*What to produce*
Pull each line containing "icon" out of the data and copy it.

*Excerpt from a dataset*
------------------------------------------------

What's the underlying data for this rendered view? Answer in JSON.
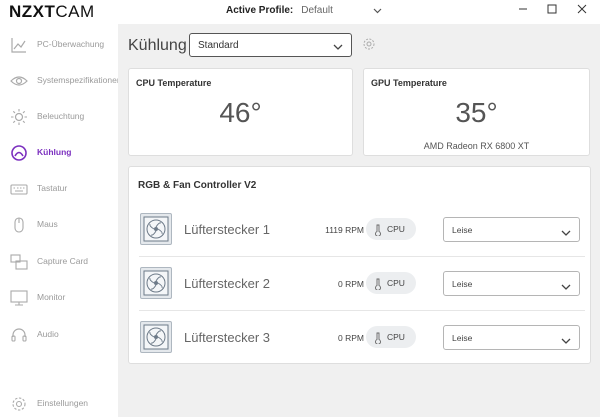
{
  "app": {
    "logo_bold": "NZXT",
    "logo_light": "CAM",
    "active_profile_label": "Active Profile:",
    "active_profile_value": "Default"
  },
  "sidebar": {
    "items": [
      {
        "label": "PC-Überwachung",
        "icon": "chart-line-icon",
        "active": false
      },
      {
        "label": "Systemspezifikationen",
        "icon": "eye-icon",
        "active": false
      },
      {
        "label": "Beleuchtung",
        "icon": "sun-icon",
        "active": false
      },
      {
        "label": "Kühlung",
        "icon": "cooling-icon",
        "active": true
      },
      {
        "label": "Tastatur",
        "icon": "keyboard-icon",
        "active": false
      },
      {
        "label": "Maus",
        "icon": "mouse-icon",
        "active": false
      },
      {
        "label": "Capture Card",
        "icon": "capture-card-icon",
        "active": false
      },
      {
        "label": "Monitor",
        "icon": "monitor-icon",
        "active": false
      },
      {
        "label": "Audio",
        "icon": "headset-icon",
        "active": false
      }
    ],
    "settings_label": "Einstellungen"
  },
  "main": {
    "title": "Kühlung",
    "profile_select": "Standard",
    "cpu": {
      "title": "CPU Temperature",
      "value": "46°"
    },
    "gpu": {
      "title": "GPU Temperature",
      "value": "35°",
      "model": "AMD Radeon RX 6800 XT"
    },
    "controller": {
      "title": "RGB & Fan Controller V2",
      "fans": [
        {
          "name": "Lüfterstecker 1",
          "rpm": "1119 RPM",
          "source": "CPU",
          "mode": "Leise"
        },
        {
          "name": "Lüfterstecker 2",
          "rpm": "0 RPM",
          "source": "CPU",
          "mode": "Leise"
        },
        {
          "name": "Lüfterstecker 3",
          "rpm": "0 RPM",
          "source": "CPU",
          "mode": "Leise"
        }
      ]
    }
  },
  "colors": {
    "accent": "#7b2fbf",
    "inactive": "#9a9a9a"
  }
}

------------------------------------------------

*Exercise output*
        "icon": "chart-line-icon",
        "icon": "eye-icon",
        "icon": "sun-icon",
        "icon": "cooling-icon",
        "icon": "keyboard-icon",
        "icon": "mouse-icon",
        "icon": "capture-card-icon",
        "icon": "monitor-icon",
        "icon": "headset-icon",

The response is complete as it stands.